--- Work instruction ---
Where in the records does the word "observed" occur? Copy each line in which it does.

Given data: Begin

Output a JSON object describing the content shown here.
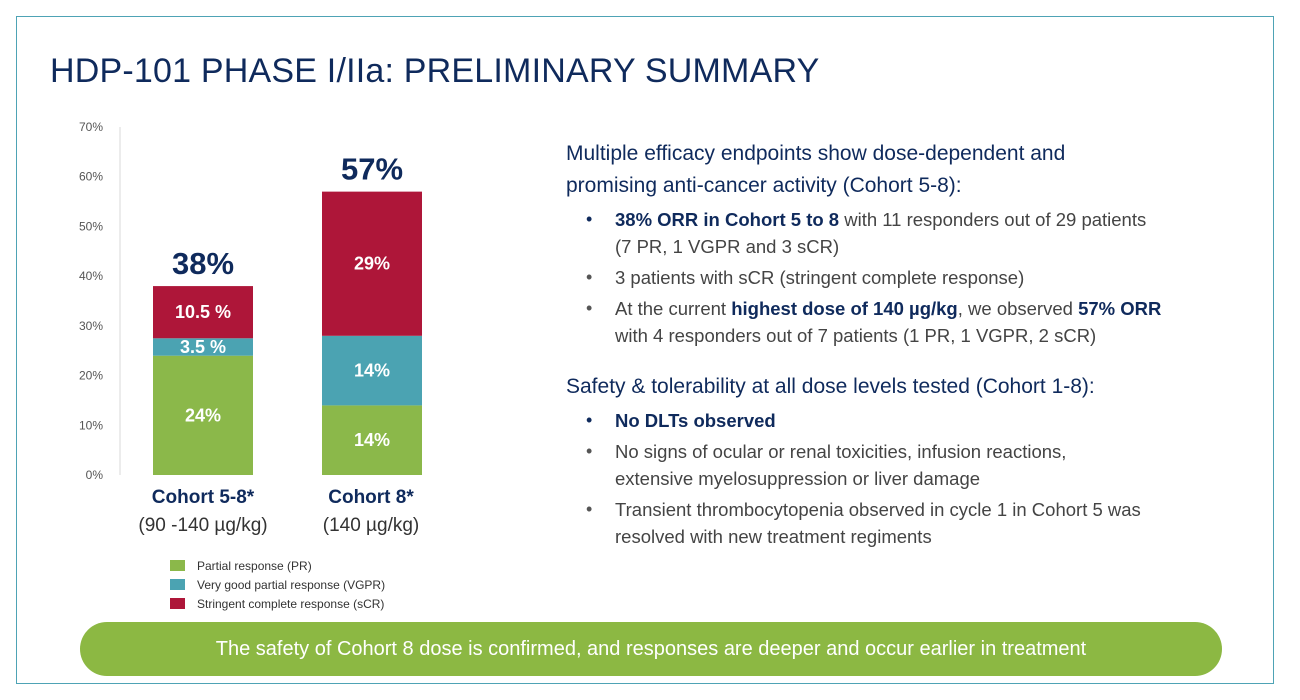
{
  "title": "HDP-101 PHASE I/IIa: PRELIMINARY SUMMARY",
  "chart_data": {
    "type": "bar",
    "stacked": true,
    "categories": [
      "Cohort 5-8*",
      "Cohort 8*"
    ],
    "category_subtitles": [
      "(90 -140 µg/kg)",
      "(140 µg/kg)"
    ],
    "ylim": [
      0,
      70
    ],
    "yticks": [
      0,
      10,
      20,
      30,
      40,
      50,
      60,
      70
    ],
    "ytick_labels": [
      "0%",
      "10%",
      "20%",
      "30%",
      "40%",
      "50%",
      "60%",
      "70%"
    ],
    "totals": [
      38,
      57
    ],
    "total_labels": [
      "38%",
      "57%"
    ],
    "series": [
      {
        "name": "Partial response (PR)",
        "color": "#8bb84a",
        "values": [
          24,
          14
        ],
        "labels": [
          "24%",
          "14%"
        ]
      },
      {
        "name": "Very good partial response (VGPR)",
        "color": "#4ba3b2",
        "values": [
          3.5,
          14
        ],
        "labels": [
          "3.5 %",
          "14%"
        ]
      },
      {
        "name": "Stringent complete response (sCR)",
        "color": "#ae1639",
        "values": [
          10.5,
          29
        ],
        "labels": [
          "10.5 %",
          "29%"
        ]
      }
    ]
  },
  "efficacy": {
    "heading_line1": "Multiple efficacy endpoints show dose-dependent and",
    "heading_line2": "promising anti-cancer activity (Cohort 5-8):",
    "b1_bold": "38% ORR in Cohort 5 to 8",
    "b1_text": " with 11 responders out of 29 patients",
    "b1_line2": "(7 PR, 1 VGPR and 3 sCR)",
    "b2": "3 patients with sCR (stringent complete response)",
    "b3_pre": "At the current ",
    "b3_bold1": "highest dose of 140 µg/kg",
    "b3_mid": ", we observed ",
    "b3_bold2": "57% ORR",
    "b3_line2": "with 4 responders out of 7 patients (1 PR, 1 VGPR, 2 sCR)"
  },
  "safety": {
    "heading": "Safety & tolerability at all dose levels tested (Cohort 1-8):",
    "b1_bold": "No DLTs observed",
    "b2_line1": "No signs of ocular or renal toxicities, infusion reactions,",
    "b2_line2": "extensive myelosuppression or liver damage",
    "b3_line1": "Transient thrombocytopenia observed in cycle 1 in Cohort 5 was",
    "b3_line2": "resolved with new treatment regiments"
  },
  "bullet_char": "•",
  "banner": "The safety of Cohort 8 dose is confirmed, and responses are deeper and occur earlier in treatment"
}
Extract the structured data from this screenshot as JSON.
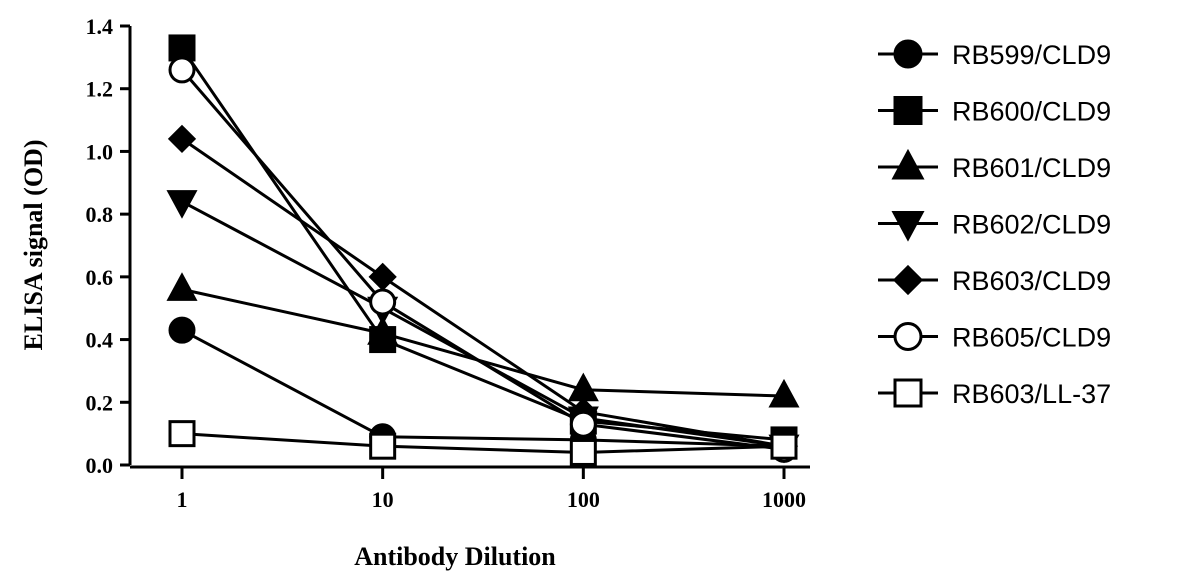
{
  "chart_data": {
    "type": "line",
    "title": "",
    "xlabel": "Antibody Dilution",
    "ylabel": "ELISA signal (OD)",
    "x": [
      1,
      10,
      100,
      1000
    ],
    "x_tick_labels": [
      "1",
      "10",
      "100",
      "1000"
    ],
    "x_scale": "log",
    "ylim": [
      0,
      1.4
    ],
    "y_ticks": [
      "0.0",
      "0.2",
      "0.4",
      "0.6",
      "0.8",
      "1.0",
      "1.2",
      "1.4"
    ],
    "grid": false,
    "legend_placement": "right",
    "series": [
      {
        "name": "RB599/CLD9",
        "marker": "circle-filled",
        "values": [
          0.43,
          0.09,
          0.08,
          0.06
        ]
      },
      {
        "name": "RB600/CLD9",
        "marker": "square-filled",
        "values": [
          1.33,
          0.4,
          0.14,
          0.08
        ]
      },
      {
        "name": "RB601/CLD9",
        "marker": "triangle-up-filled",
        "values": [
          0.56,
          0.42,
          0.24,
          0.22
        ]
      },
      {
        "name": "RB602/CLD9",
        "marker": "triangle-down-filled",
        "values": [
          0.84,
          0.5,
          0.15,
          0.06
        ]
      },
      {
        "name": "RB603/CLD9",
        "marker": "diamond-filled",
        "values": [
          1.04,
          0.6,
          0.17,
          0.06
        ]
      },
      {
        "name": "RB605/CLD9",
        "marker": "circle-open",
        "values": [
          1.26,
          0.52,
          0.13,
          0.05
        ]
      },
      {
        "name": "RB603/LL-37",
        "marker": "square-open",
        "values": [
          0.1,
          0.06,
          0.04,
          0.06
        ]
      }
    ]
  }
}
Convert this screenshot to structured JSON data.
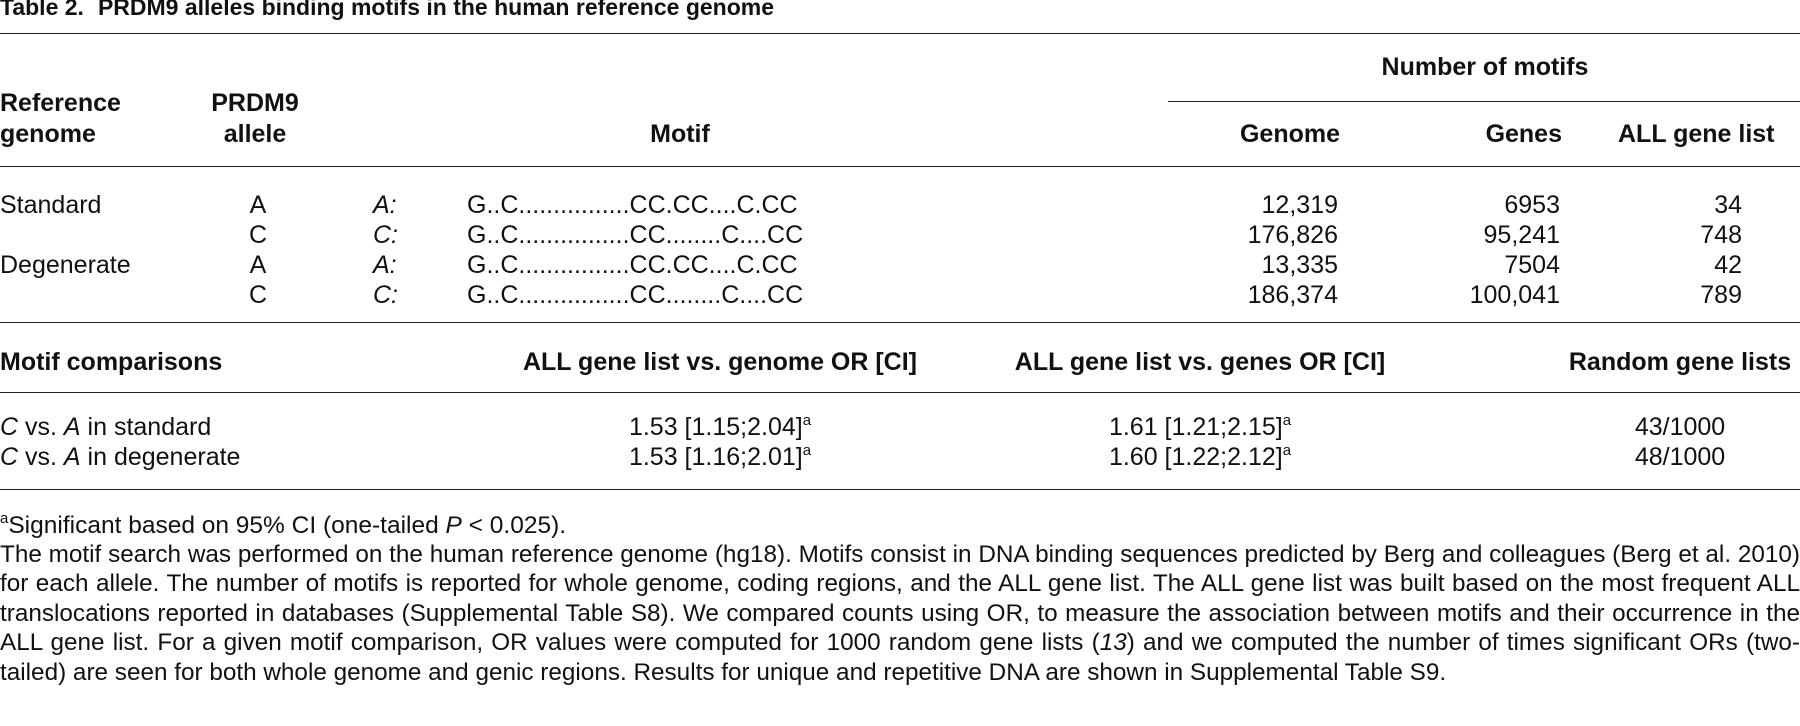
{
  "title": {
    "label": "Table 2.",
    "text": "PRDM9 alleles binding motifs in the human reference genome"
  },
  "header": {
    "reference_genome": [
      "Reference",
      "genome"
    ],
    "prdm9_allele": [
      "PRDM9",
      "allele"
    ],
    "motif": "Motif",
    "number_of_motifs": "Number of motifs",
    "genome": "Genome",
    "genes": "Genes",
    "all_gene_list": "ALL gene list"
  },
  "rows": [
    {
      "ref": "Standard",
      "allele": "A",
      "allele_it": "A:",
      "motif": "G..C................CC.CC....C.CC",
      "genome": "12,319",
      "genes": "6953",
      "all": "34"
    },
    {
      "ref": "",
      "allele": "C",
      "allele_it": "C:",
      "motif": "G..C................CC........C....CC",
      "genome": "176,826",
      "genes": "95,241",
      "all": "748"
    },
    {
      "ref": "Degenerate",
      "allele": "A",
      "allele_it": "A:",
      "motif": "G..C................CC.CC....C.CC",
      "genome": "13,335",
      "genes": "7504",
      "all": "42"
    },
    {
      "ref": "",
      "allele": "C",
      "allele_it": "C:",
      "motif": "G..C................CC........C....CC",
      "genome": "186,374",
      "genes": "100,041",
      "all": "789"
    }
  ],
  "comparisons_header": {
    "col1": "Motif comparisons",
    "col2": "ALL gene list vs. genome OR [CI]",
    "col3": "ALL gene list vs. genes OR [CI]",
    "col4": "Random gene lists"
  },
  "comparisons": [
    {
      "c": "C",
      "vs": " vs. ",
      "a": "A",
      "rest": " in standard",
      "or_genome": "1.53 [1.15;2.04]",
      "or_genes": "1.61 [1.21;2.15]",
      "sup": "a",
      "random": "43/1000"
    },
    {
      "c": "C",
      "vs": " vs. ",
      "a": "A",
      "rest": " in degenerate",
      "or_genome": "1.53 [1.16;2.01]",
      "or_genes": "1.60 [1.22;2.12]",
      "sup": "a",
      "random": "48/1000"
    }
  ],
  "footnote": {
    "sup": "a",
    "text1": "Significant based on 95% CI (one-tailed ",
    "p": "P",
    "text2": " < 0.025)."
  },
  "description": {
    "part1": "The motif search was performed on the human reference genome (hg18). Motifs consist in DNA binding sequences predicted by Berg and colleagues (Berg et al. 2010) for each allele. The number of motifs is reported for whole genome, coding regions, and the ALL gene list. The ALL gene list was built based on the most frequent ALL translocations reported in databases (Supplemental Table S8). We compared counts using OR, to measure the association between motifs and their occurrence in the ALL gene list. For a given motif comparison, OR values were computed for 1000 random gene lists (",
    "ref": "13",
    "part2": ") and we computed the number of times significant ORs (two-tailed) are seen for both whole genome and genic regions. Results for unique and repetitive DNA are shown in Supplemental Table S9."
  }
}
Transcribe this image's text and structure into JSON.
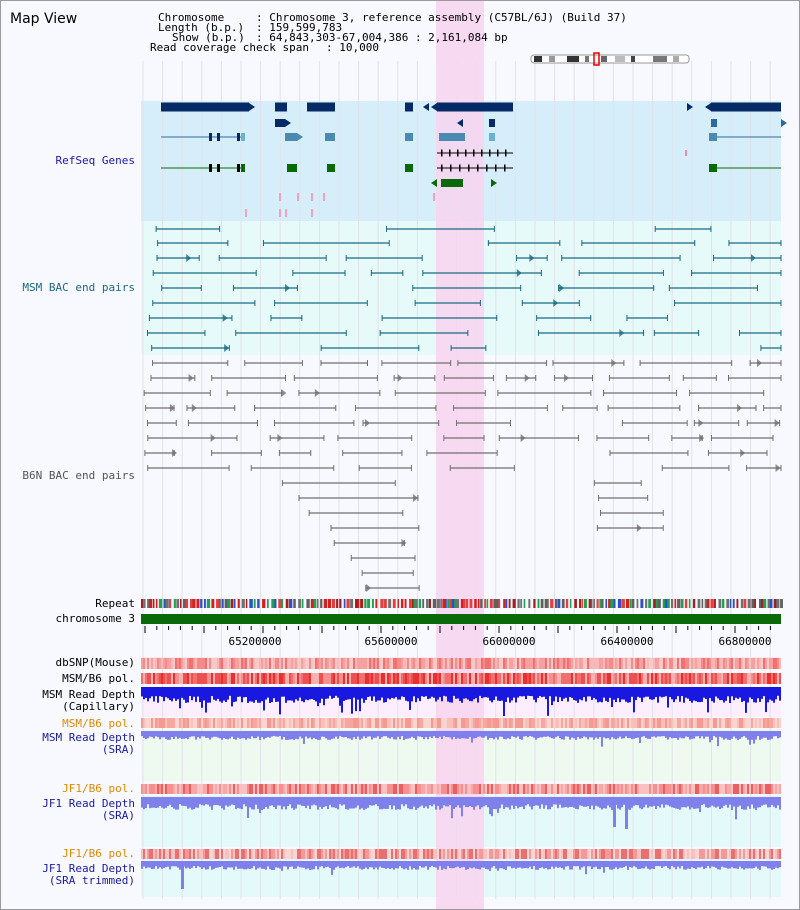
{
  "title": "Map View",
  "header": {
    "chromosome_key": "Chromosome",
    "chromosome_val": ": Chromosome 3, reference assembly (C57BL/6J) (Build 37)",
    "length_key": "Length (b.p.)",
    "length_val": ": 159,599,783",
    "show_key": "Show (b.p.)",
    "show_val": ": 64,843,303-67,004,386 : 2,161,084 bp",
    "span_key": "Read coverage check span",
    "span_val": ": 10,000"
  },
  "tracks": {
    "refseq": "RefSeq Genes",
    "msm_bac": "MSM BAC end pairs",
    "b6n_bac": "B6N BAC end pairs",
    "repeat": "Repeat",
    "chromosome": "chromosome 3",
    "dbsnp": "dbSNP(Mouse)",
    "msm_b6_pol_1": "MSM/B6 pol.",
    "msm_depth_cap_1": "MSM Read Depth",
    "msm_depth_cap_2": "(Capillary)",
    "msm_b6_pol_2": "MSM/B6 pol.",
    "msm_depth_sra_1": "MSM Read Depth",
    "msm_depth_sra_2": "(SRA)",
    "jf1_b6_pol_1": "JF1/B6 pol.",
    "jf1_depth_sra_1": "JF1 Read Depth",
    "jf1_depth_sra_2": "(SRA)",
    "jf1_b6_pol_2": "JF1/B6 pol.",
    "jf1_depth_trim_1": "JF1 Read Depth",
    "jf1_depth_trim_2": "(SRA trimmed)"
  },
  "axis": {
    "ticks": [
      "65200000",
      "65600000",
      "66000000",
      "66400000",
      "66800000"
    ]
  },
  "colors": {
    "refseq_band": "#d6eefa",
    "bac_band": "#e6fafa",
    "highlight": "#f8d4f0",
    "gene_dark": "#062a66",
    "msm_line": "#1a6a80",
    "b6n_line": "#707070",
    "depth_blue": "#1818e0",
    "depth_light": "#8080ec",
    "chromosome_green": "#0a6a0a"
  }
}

Given data: End

--- Response to this task ---
    "b3_mid": ", we observed ",
    "b1_bold": "No DLTs observed",
    "b3_line1": "Transient thrombocytopenia observed in cycle 1 in Cohort 5 was",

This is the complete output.